▶ [REQUIRED WORK]: Output as a JSON list of strings, one string per line, everything in the records below from the line containing "- centroid-series-line: [84, 363, 604, 392]" down to the line containing "- legend: centroids: [503, 34, 629, 64]", both included and blank lines left out.

▶ [DATA FOR THE TASK]:
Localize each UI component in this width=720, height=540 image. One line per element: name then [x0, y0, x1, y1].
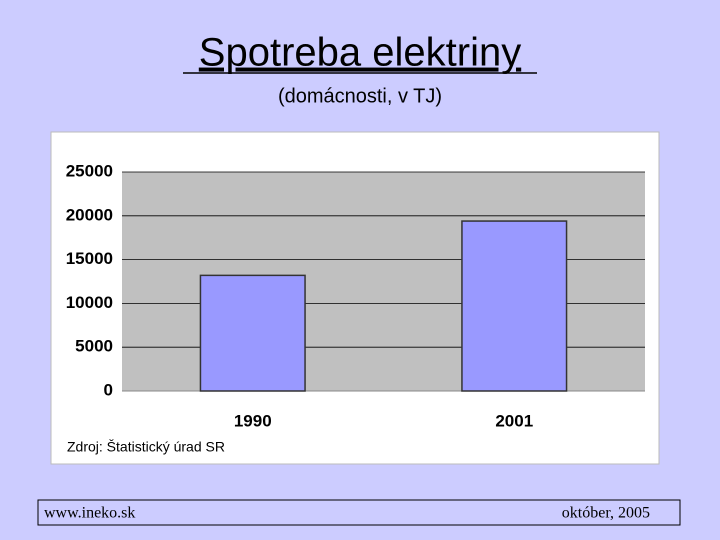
- footer-left: www.ineko.sk: [44, 505, 135, 522]
- y-tick-label: 0: [104, 380, 113, 399]
- bar: [199, 274, 306, 392]
- chart-title: Spotreba elektriny: [199, 31, 521, 75]
- y-tick-label: 15000: [66, 249, 113, 268]
- y-tick-label: 5000: [75, 337, 113, 356]
- chart-subtitle: (domácnosti, v TJ): [278, 85, 442, 107]
- footer-right: október, 2005: [562, 505, 650, 522]
- source-note: Zdroj: Štatistický úrad SR: [67, 439, 225, 455]
- x-tick-label: 1990: [234, 411, 272, 430]
- y-tick-label: 25000: [66, 161, 113, 180]
- x-tick-label: 2001: [495, 411, 533, 430]
- bar: [461, 220, 568, 392]
- footer-box: [37, 499, 681, 526]
- y-tick-label: 20000: [66, 205, 113, 224]
- y-tick-label: 10000: [66, 293, 113, 312]
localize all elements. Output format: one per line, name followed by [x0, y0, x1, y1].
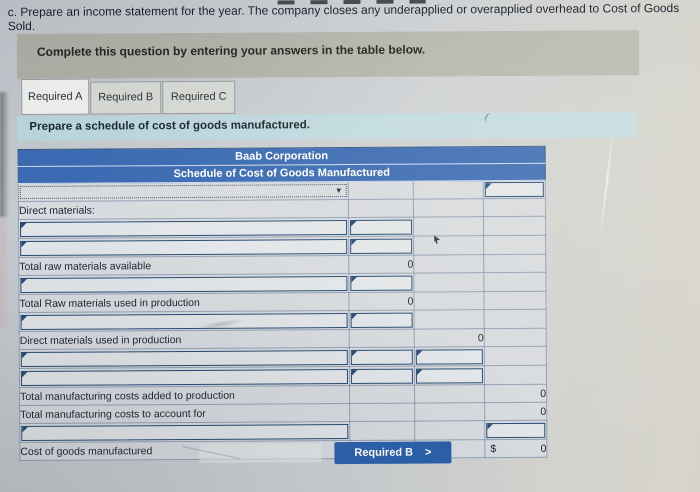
empty-cell	[413, 216, 484, 237]
empty-cell	[414, 402, 485, 422]
cell-marker-icon	[351, 220, 357, 226]
empty-cell	[348, 181, 414, 200]
tab-required-b[interactable]: Required B	[90, 81, 162, 115]
cell-marker-icon	[22, 426, 28, 432]
cell-marker-icon	[22, 352, 28, 358]
cell-marker-icon	[351, 276, 357, 282]
currency-symbol: $	[490, 442, 497, 455]
amount-input-cell[interactable]	[415, 348, 483, 365]
empty-cell	[484, 365, 547, 385]
cogm-table: Baab Corporation Schedule of Cost of Goo…	[17, 145, 548, 462]
empty-cell	[413, 198, 484, 218]
chevron-right-icon: >	[425, 446, 432, 459]
empty-cell	[484, 346, 547, 366]
cell-marker-icon	[352, 369, 358, 375]
empty-cell	[349, 421, 415, 441]
banner-text: Complete this question by entering your …	[36, 42, 426, 59]
empty-cell	[484, 309, 547, 329]
chevron-down-icon: ▼	[334, 186, 343, 196]
row-label: Total Raw materials used in production	[18, 292, 350, 313]
row-label: Total manufacturing costs to account for	[19, 403, 350, 424]
cell-marker-icon	[21, 241, 27, 247]
empty-cell	[483, 216, 546, 236]
empty-cell	[413, 254, 484, 274]
amount-input-cell[interactable]	[350, 312, 413, 328]
cell-marker-icon	[486, 183, 492, 189]
label-input-cell[interactable]	[20, 275, 348, 293]
amount-input-cell[interactable]	[486, 422, 546, 438]
requirement-prompt-bar: Prepare a schedule of cost of goods manu…	[17, 112, 638, 142]
empty-cell	[483, 291, 547, 310]
label-input-cell[interactable]	[19, 219, 348, 237]
label-input-cell[interactable]	[20, 368, 348, 386]
computed-value: 0	[484, 402, 547, 421]
empty-cell	[349, 329, 415, 348]
account-select[interactable]: ▼	[19, 184, 347, 200]
empty-cell	[414, 384, 485, 404]
empty-cell	[483, 198, 546, 217]
next-button-label: Required B	[354, 446, 414, 459]
row-label: Total manufacturing costs added to produ…	[19, 385, 350, 406]
computed-value: 0	[348, 255, 414, 274]
question-instruction-c: c. Prepare an income statement for the y…	[7, 0, 680, 34]
empty-cell	[414, 309, 485, 330]
photo-edge-artifact	[0, 218, 9, 328]
computed-value: 0	[414, 328, 485, 348]
required-b-next-button[interactable]: Required B >	[334, 441, 452, 465]
complete-question-banner: Complete this question by entering your …	[16, 30, 640, 80]
label-input-cell[interactable]	[20, 238, 348, 256]
empty-cell	[413, 180, 484, 200]
cell-marker-icon	[21, 278, 27, 284]
amount-input-cell[interactable]	[350, 368, 413, 384]
row-label: Direct materials:	[18, 199, 349, 220]
row-label: Direct materials used in production	[19, 329, 350, 350]
cell-marker-icon	[417, 369, 423, 375]
cell-marker-icon	[351, 239, 357, 245]
empty-cell	[348, 199, 414, 218]
tab-required-a[interactable]: Required A	[21, 78, 90, 116]
photo-edge-artifact	[0, 92, 9, 217]
amount-input-cell[interactable]	[349, 219, 413, 235]
empty-cell	[484, 328, 547, 347]
empty-cell	[413, 235, 484, 256]
amount-input-cell[interactable]	[350, 238, 413, 254]
tab-required-c[interactable]: Required C	[162, 80, 236, 115]
cell-marker-icon	[22, 371, 28, 377]
cell-marker-icon	[487, 424, 493, 430]
empty-cell	[349, 385, 415, 404]
empty-cell	[349, 403, 415, 422]
row-label: Total raw materials available	[18, 255, 349, 276]
amount-input-cell[interactable]	[350, 349, 413, 365]
empty-cell	[483, 235, 546, 255]
label-input-cell[interactable]	[20, 349, 348, 367]
empty-cell	[483, 272, 546, 292]
computed-value: 0	[484, 384, 547, 403]
cell-marker-icon	[352, 313, 358, 319]
empty-cell	[413, 272, 484, 293]
requirement-prompt-text: Prepare a schedule of cost of goods manu…	[29, 119, 310, 133]
cell-marker-icon	[22, 315, 28, 321]
amount-input-cell[interactable]	[484, 181, 544, 198]
empty-cell	[413, 291, 485, 311]
empty-cell	[483, 254, 546, 273]
computed-value: $0	[484, 439, 547, 458]
label-input-cell[interactable]	[21, 423, 349, 441]
cell-marker-icon	[21, 222, 27, 228]
cell-marker-icon	[352, 350, 358, 356]
label-input-cell[interactable]	[20, 312, 348, 330]
cell-marker-icon	[417, 350, 423, 356]
amount-input-cell[interactable]	[350, 275, 413, 291]
computed-value: 0	[348, 292, 415, 311]
amount-input-cell[interactable]	[415, 367, 483, 384]
empty-cell	[414, 420, 485, 441]
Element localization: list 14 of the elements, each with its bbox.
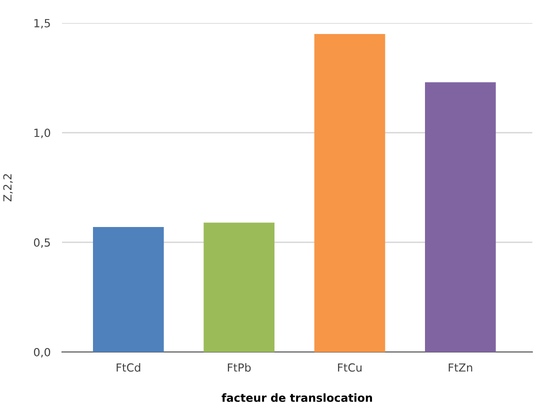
x-tick-label: FtZn bbox=[448, 363, 472, 372]
bar bbox=[92, 226, 164, 352]
bar bbox=[314, 34, 386, 352]
x-tick-label: FtCd bbox=[116, 363, 140, 372]
bar bbox=[424, 82, 496, 352]
x-tick-label: FtPb bbox=[228, 363, 251, 372]
x-tick-label: FtCu bbox=[338, 363, 362, 372]
y-tick-label: 0,0 bbox=[34, 348, 50, 358]
x-axis-title: facteur de translocation bbox=[222, 393, 372, 402]
bar bbox=[204, 222, 274, 352]
y-tick-label: 1,0 bbox=[34, 128, 50, 138]
y-tick-label: 0,5 bbox=[34, 238, 50, 248]
y-tick-label: 1,5 bbox=[34, 19, 50, 29]
y-axis-title: Z,2,2 bbox=[3, 174, 13, 202]
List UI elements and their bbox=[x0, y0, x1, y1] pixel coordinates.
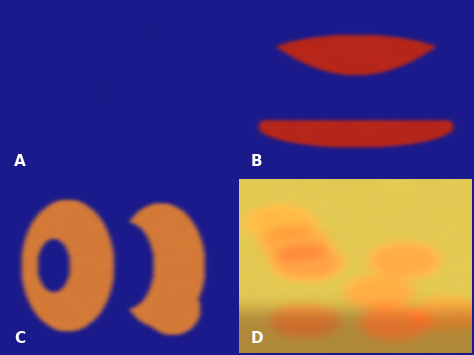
Text: D: D bbox=[251, 331, 264, 346]
Text: A: A bbox=[14, 154, 26, 169]
Text: B: B bbox=[251, 154, 263, 169]
Text: C: C bbox=[14, 331, 25, 346]
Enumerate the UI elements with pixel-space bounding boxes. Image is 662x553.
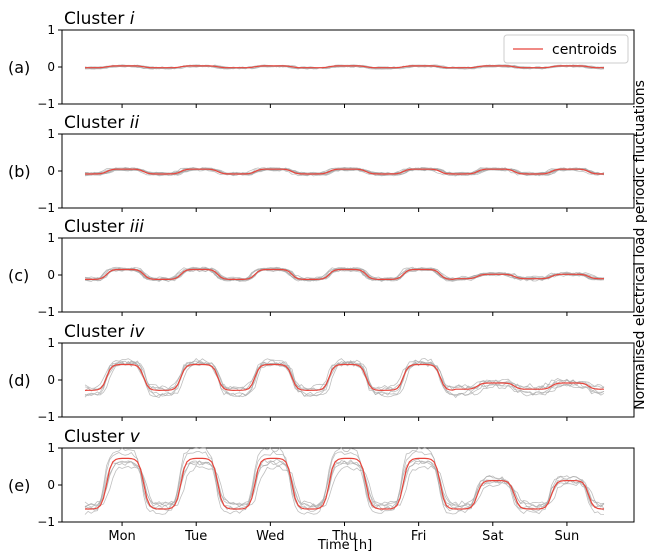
- centroid-series-line: [84, 363, 604, 392]
- panel-letter: (c): [8, 266, 29, 285]
- y-tick-label: 1: [47, 127, 55, 141]
- panel-title-numeral: i: [130, 9, 135, 29]
- y-tick-label: 0: [47, 268, 55, 282]
- panel-title-prefix: Cluster: [64, 9, 130, 29]
- x-tick-label: Mon: [108, 529, 135, 544]
- x-axis-label: Time [h]: [317, 538, 372, 553]
- member-series-line: [84, 450, 605, 512]
- x-tick-label: Sat: [482, 529, 503, 544]
- centroid-series-line: [85, 65, 604, 69]
- panel-title: Cluster i: [64, 9, 135, 29]
- plot-frame: [61, 447, 635, 523]
- legend: centroids: [503, 34, 629, 64]
- x-tick-label: Tue: [184, 529, 207, 544]
- panel-title-prefix: Cluster: [64, 427, 130, 447]
- panel-title-prefix: Cluster: [64, 322, 130, 342]
- y-tick-label: −1: [37, 515, 55, 529]
- panel-letter: (e): [8, 476, 30, 495]
- panel-letter: (d): [8, 371, 31, 390]
- y-tick-label: 1: [47, 336, 55, 350]
- y-tick-label: 0: [47, 60, 55, 74]
- y-tick-label: 0: [47, 478, 55, 492]
- x-tick-label: Thu: [331, 529, 356, 544]
- panel-letter: (a): [8, 58, 30, 77]
- x-tick-label: Fri: [411, 529, 427, 544]
- y-tick-label: 0: [47, 373, 55, 387]
- panel-title-numeral: iii: [130, 217, 144, 237]
- panels: Cluster i (a) 1 0 −1 centroids Cluster ii (b) 1 0…: [8, 9, 635, 529]
- panel-title-numeral: v: [130, 427, 141, 447]
- member-series-line: [84, 458, 605, 510]
- member-series-line: [84, 357, 605, 397]
- panel-title: Cluster v: [64, 427, 141, 447]
- panel-4: Cluster iv (d) 1 0 −1: [8, 322, 635, 424]
- y-tick-label: −1: [37, 410, 55, 424]
- member-series-line: [84, 361, 605, 398]
- member-series-line: [84, 447, 605, 515]
- panel-title: Cluster iii: [64, 217, 144, 237]
- member-series-line: [84, 167, 605, 175]
- panel-title-numeral: iv: [130, 322, 146, 342]
- y-tick-label: 1: [47, 23, 55, 37]
- x-tick-label: Sun: [555, 529, 580, 544]
- centroid-series-line: [85, 168, 605, 175]
- panel-2: Cluster ii (b) 1 0 −1: [8, 113, 635, 215]
- y-tick-label: −1: [37, 305, 55, 319]
- panel-title-prefix: Cluster: [64, 113, 130, 133]
- plot-frame: [61, 342, 635, 418]
- y-tick-label: −1: [37, 97, 55, 111]
- centroid-series-line: [85, 457, 605, 510]
- y-tick-label: −1: [37, 201, 55, 215]
- x-tick-label: Wed: [256, 529, 284, 544]
- centroid-series-line: [85, 268, 604, 281]
- legend-label: centroids: [552, 42, 617, 58]
- member-series-line: [84, 465, 605, 509]
- member-series-line: [84, 460, 605, 508]
- y-axis-label: Normalised electrical load periodic fluc…: [632, 80, 648, 410]
- panel-1: Cluster i (a) 1 0 −1 centroids: [8, 9, 635, 111]
- panel-5: Cluster v (e) 1 0 −1: [8, 427, 635, 529]
- panel-3: Cluster iii (c) 1 0 −1: [8, 217, 635, 319]
- panel-title: Cluster ii: [64, 113, 139, 133]
- member-series-line: [84, 360, 605, 392]
- y-tick-label: 0: [47, 164, 55, 178]
- panel-title-prefix: Cluster: [64, 217, 130, 237]
- member-series-line: [84, 460, 605, 507]
- panel-title-numeral: ii: [130, 113, 140, 133]
- x-tick-labels: Mon Tue Wed Thu Fri Sat Sun: [108, 529, 579, 544]
- y-tick-label: 1: [47, 231, 55, 245]
- y-tick-label: 1: [47, 441, 55, 455]
- panel-title: Cluster iv: [64, 322, 145, 342]
- panel-letter: (b): [8, 162, 31, 181]
- legend-box: [503, 34, 629, 64]
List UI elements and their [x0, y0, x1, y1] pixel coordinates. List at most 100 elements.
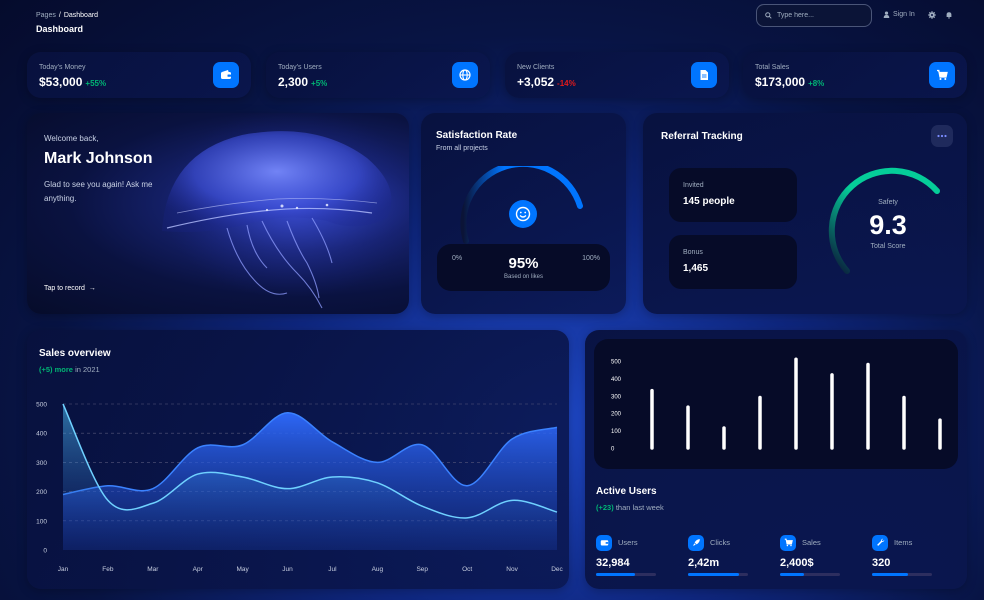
- cart-icon: [937, 69, 948, 80]
- more-options-button[interactable]: [931, 125, 953, 147]
- metric-value: 2,400$: [780, 557, 814, 569]
- sign-in-label: Sign In: [893, 11, 915, 18]
- sales-overview-card: Sales overview (+5) more in 2021 0 100 200…: [27, 330, 569, 589]
- y-tick-label: 100: [36, 518, 47, 525]
- stat-change: +55%: [85, 79, 107, 88]
- page-title: Dashboard: [36, 24, 84, 34]
- stat-value: $173,000 +8%: [755, 75, 825, 89]
- bonus-label: Bonus: [683, 249, 703, 256]
- x-tick-label: Dec: [551, 566, 563, 573]
- x-tick-label: Sep: [416, 566, 428, 573]
- breadcrumb-parent[interactable]: Pages: [36, 12, 56, 19]
- y-tick-label: 0: [43, 548, 47, 555]
- metric-label: Items: [894, 538, 913, 548]
- bell-icon[interactable]: [945, 11, 953, 19]
- wallet-icon: [221, 70, 231, 79]
- metric-items: Items 320: [872, 534, 952, 576]
- stat-value: 2,300 +5%: [278, 75, 328, 89]
- stat-label: Today's Users: [278, 64, 322, 71]
- jellyfish-image: [162, 113, 409, 309]
- metric-value: 32,984: [596, 557, 630, 569]
- sales-area-chart: 0 100 200 300 400 500 Jan Feb Mar Apr May Jun Jul Aug…: [36, 402, 563, 574]
- satisfaction-card: Satisfaction Rate From all projects 0% 1…: [421, 113, 626, 314]
- document-icon: [700, 70, 708, 80]
- stat-icon-box: [213, 62, 239, 88]
- more-horizontal-icon: [937, 134, 947, 138]
- series-area: [63, 404, 557, 550]
- y-tick-label: 500: [611, 360, 622, 366]
- search-box[interactable]: [756, 4, 872, 27]
- referral-title: Referral Tracking: [661, 131, 743, 142]
- x-tick-label: Jan: [58, 566, 69, 573]
- globe-icon: [459, 69, 471, 81]
- x-tick-label: Mar: [147, 566, 159, 573]
- y-tick-label: 500: [36, 402, 47, 409]
- metric-progress: [688, 573, 748, 576]
- arrow-right-icon: →: [88, 285, 96, 292]
- stat-card-clients: New Clients +3,052 -14%: [505, 52, 729, 98]
- metric-value: 2,42m: [688, 557, 720, 569]
- metric-label: Sales: [802, 538, 821, 548]
- metric-label: Users: [618, 538, 638, 548]
- bonus-box: Bonus 1,465: [669, 235, 797, 289]
- x-tick-label: Jul: [328, 566, 337, 573]
- user-icon: [883, 11, 890, 18]
- breadcrumb-separator: /: [58, 12, 61, 19]
- metric-value: 320: [872, 557, 891, 569]
- safety-label: Safety: [878, 199, 898, 206]
- satisfaction-value-panel: 0% 100% 95% Based on likes: [437, 244, 610, 291]
- wrench-icon: [872, 534, 888, 551]
- gauge-max-label: 100%: [582, 255, 600, 262]
- satisfaction-title: Satisfaction Rate: [436, 130, 518, 141]
- referral-card: Referral Tracking Invited 145 people Bon…: [643, 113, 967, 314]
- wallet-icon: [596, 534, 612, 551]
- y-tick-label: 100: [611, 429, 622, 435]
- stat-label: New Clients: [517, 64, 555, 71]
- metric-progress: [596, 573, 656, 576]
- satisfaction-caption: Based on likes: [503, 274, 544, 280]
- tap-to-record-link[interactable]: Tap to record →: [44, 285, 96, 292]
- cart-icon: [780, 534, 796, 551]
- metric-progress-fill: [596, 573, 635, 576]
- active-users-bar-chart: 0 100 200 300 400 500: [611, 357, 942, 453]
- sales-overview-title: Sales overview: [39, 348, 111, 359]
- stat-icon-box: [929, 62, 955, 88]
- bonus-value: 1,465: [683, 263, 709, 274]
- search-icon: [765, 12, 772, 19]
- active-users-subtitle: (+23) than last week: [596, 503, 664, 512]
- stat-change: +8%: [808, 79, 825, 88]
- series-line: [62, 403, 558, 519]
- x-tick-label: Feb: [102, 566, 114, 573]
- breadcrumb: Pages / Dashboard: [36, 12, 98, 19]
- metric-label: Clicks: [710, 538, 730, 548]
- x-tick-label: May: [236, 566, 249, 573]
- smile-icon: [509, 200, 537, 228]
- satisfaction-subtitle: From all projects: [436, 145, 488, 152]
- y-tick-label: 200: [611, 412, 622, 418]
- metric-sales: Sales 2,400$: [780, 534, 860, 576]
- active-users-title: Active Users: [596, 486, 657, 497]
- x-tick-label: Apr: [193, 566, 204, 573]
- y-tick-label: 300: [611, 394, 622, 400]
- y-tick-label: 200: [36, 489, 47, 496]
- stat-value: $53,000 +55%: [39, 75, 107, 89]
- y-tick-label: 400: [611, 377, 622, 383]
- satisfaction-gauge: [460, 166, 583, 244]
- sign-in-link[interactable]: Sign In: [883, 11, 915, 18]
- user-name: Mark Johnson: [44, 150, 153, 167]
- series-line: [62, 412, 558, 496]
- metric-progress: [872, 573, 932, 576]
- invited-box: Invited 145 people: [669, 168, 797, 222]
- gear-icon[interactable]: [928, 11, 936, 19]
- sales-overview-subtitle: (+5) more in 2021: [39, 365, 100, 374]
- stat-card-money: Today's Money $53,000 +55%: [27, 52, 251, 98]
- stat-change: -14%: [557, 79, 576, 88]
- active-users-bar-panel: 0 100 200 300 400 500: [594, 339, 958, 469]
- total-score-label: Total Score: [870, 243, 906, 250]
- metric-clicks: Clicks 2,42m: [688, 534, 768, 576]
- breadcrumb-current: Dashboard: [63, 12, 99, 19]
- rocket-icon: [688, 534, 704, 551]
- search-input[interactable]: [777, 12, 857, 19]
- y-tick-label: 0: [611, 447, 615, 453]
- welcome-greeting: Welcome back,: [44, 134, 99, 143]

▶ [IN RESPONSE]:
[
  "- centroid-series-line: [84, 363, 604, 392]",
  "- panel-letter: (c): [8, 266, 29, 285]",
  "- y-tick-label: 1: [47, 127, 55, 141]",
  "- panel-title-numeral: i: [130, 9, 135, 29]",
  "- y-tick-label: 0: [47, 268, 55, 282]",
  "- panel-title-prefix: Cluster: [64, 9, 130, 29]",
  "- x-tick-label: Mon: [108, 529, 135, 544]",
  "- x-axis-label: Time [h]: [317, 538, 372, 553]",
  "- member-series-line: [84, 450, 605, 512]",
  "- x-tick-label: Sat: [482, 529, 503, 544]",
  "- centroid-series-line: [85, 65, 604, 69]",
  "- panel-title: Cluster i: [64, 9, 135, 29]",
  "- plot-frame: [61, 447, 635, 523]",
  "- legend: centroids: [503, 34, 629, 64]"
]